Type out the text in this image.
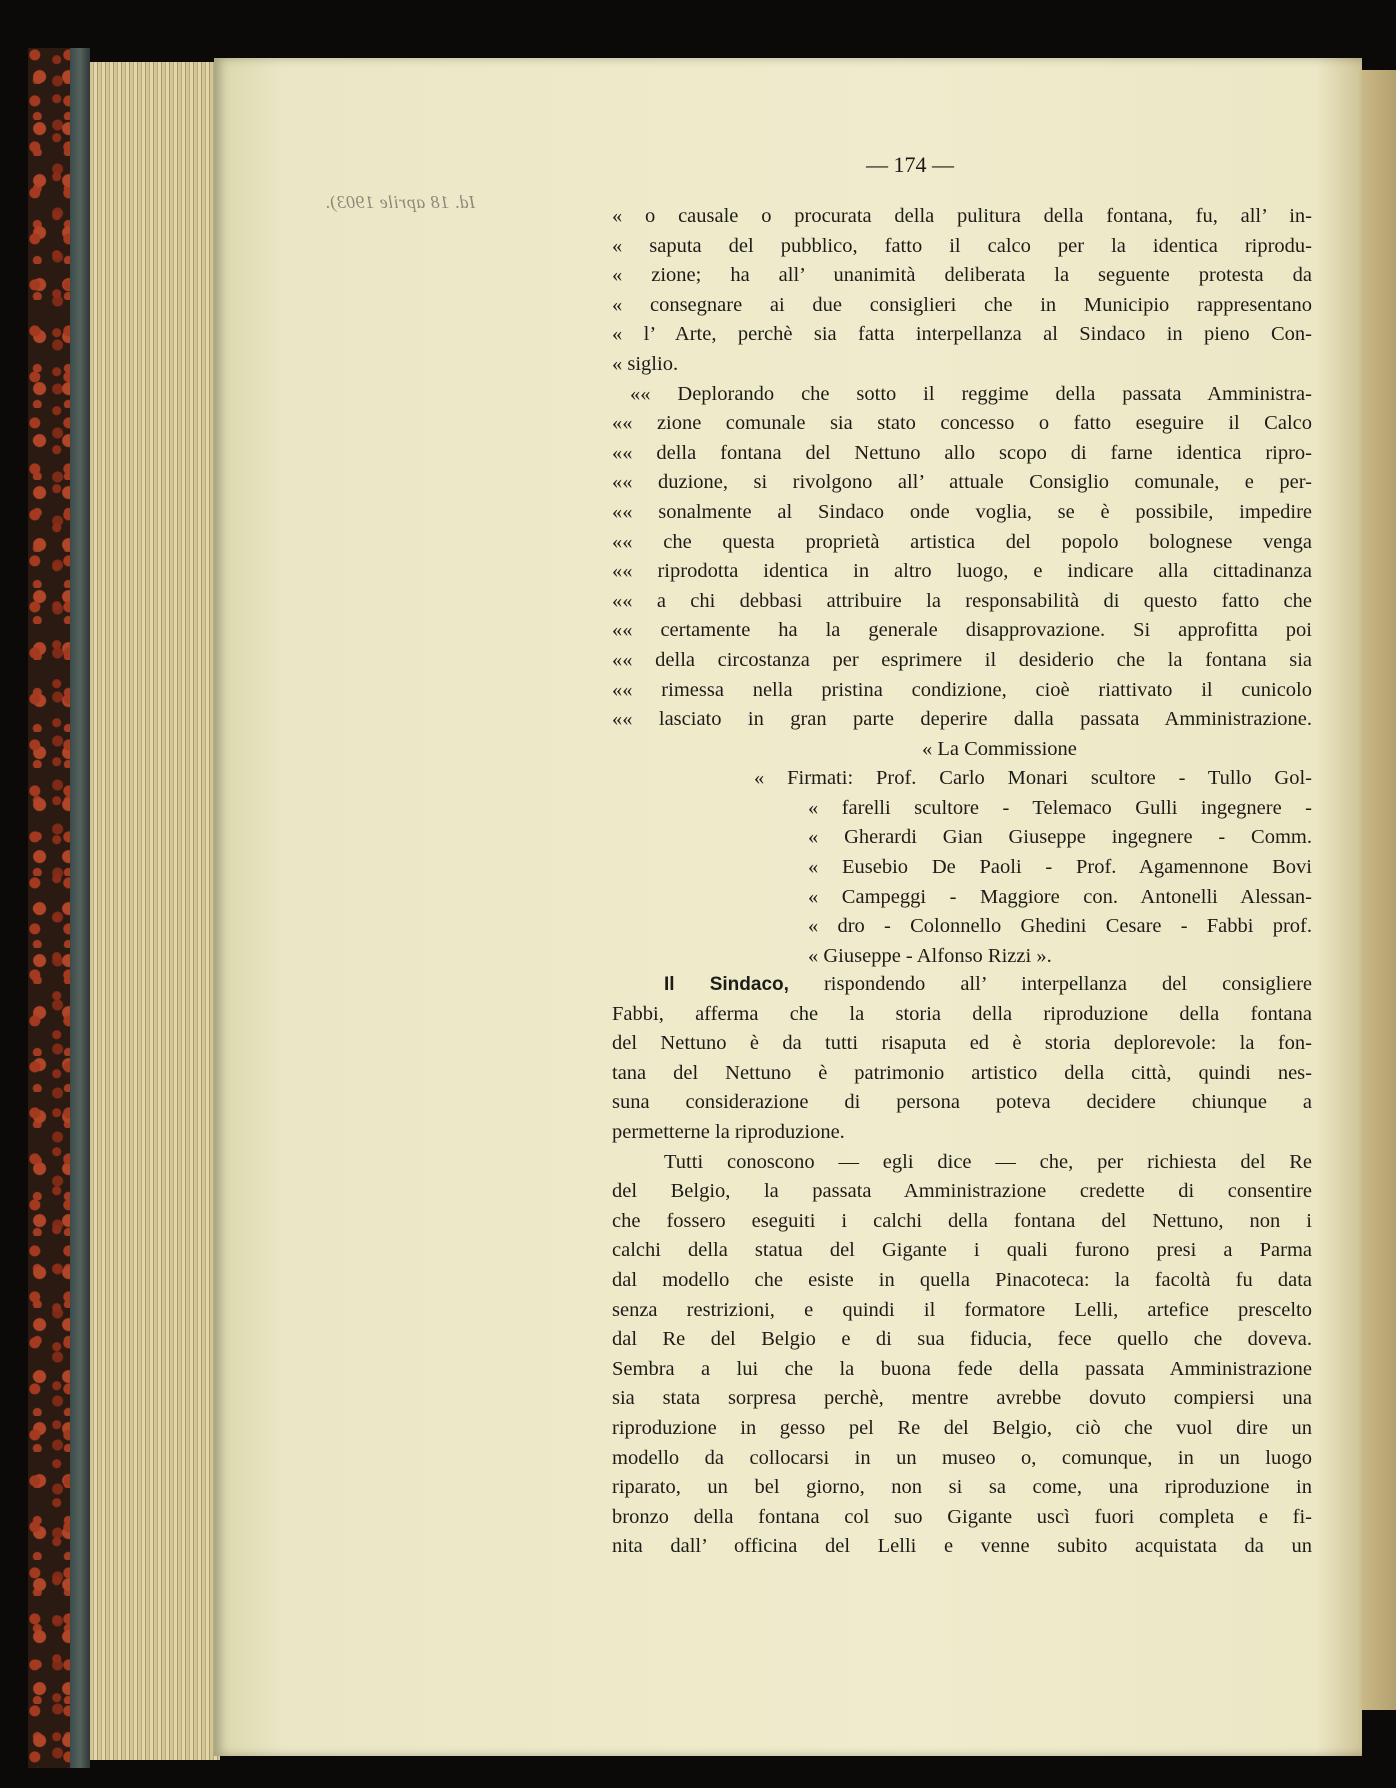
Id. 18 aprile 1903).
— 174 —
« o causale o procurata della pulitura della fontana, fu, all’ in-
« saputa del pubblico, fatto il calco per la identica riprodu-
« zione; ha all’ unanimità deliberata la seguente protesta da
« consegnare ai due consiglieri che in Municipio rappresentano
« l’ Arte, perchè sia fatta interpellanza al Sindaco in pieno Con-
« siglio.
«« Deplorando che sotto il reggime della passata Amministra-
«« zione comunale sia stato concesso o fatto eseguire il Calco
«« della fontana del Nettuno allo scopo di farne identica ripro-
«« duzione, si rivolgono all’ attuale Consiglio comunale, e per-
«« sonalmente al Sindaco onde voglia, se è possibile, impedire
«« che questa proprietà artistica del popolo bolognese venga
«« riprodotta identica in altro luogo, e indicare alla cittadinanza
«« a chi debbasi attribuire la responsabilità di questo fatto che
«« certamente ha la generale disapprovazione. Si approfitta poi
«« della circostanza per esprimere il desiderio che la fontana sia
«« rimessa nella pristina condizione, cioè riattivato il cunicolo
«« lasciato in gran parte deperire dalla passata Amministrazione.
« La Commissione
« Firmati: Prof. Carlo Monari scultore - Tullo Gol-
« farelli scultore - Telemaco Gulli ingegnere -
« Gherardi Gian Giuseppe ingegnere - Comm.
« Eusebio De Paoli - Prof. Agamennone Bovi
« Campeggi - Maggiore con. Antonelli Alessan-
« dro - Colonnello Ghedini Cesare - Fabbi prof.
« Giuseppe - Alfonso Rizzi ».
Il Sindaco, rispondendo all’ interpellanza del consigliere
Fabbi, afferma che la storia della riproduzione della fontana
del Nettuno è da tutti risaputa ed è storia deplorevole: la fon-
tana del Nettuno è patrimonio artistico della città, quindi nes-
suna considerazione di persona poteva decidere chiunque a
permetterne la riproduzione.
Tutti conoscono — egli dice — che, per richiesta del Re
del Belgio, la passata Amministrazione credette di consentire
che fossero eseguiti i calchi della fontana del Nettuno, non i
calchi della statua del Gigante i quali furono presi a Parma
dal modello che esiste in quella Pinacoteca: la facoltà fu data
senza restrizioni, e quindi il formatore Lelli, artefice prescelto
dal Re del Belgio e di sua fiducia, fece quello che doveva.
Sembra a lui che la buona fede della passata Amministrazione
sia stata sorpresa perchè, mentre avrebbe dovuto compiersi una
riproduzione in gesso pel Re del Belgio, ciò che vuol dire un
modello da collocarsi in un museo o, comunque, in un luogo
riparato, un bel giorno, non si sa come, una riproduzione in
bronzo della fontana col suo Gigante uscì fuori completa e fi-
nita dall’ officina del Lelli e venne subito acquistata da un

•••••

Copy whichever lines in the listing above contain the word "Sindaco".

« l’ Arte, perchè sia fatta interpellanza al Sindaco in pieno Con-
«« sonalmente al Sindaco onde voglia, se è possibile, impedire
Il Sindaco, rispondendo all’ interpellanza del consigliere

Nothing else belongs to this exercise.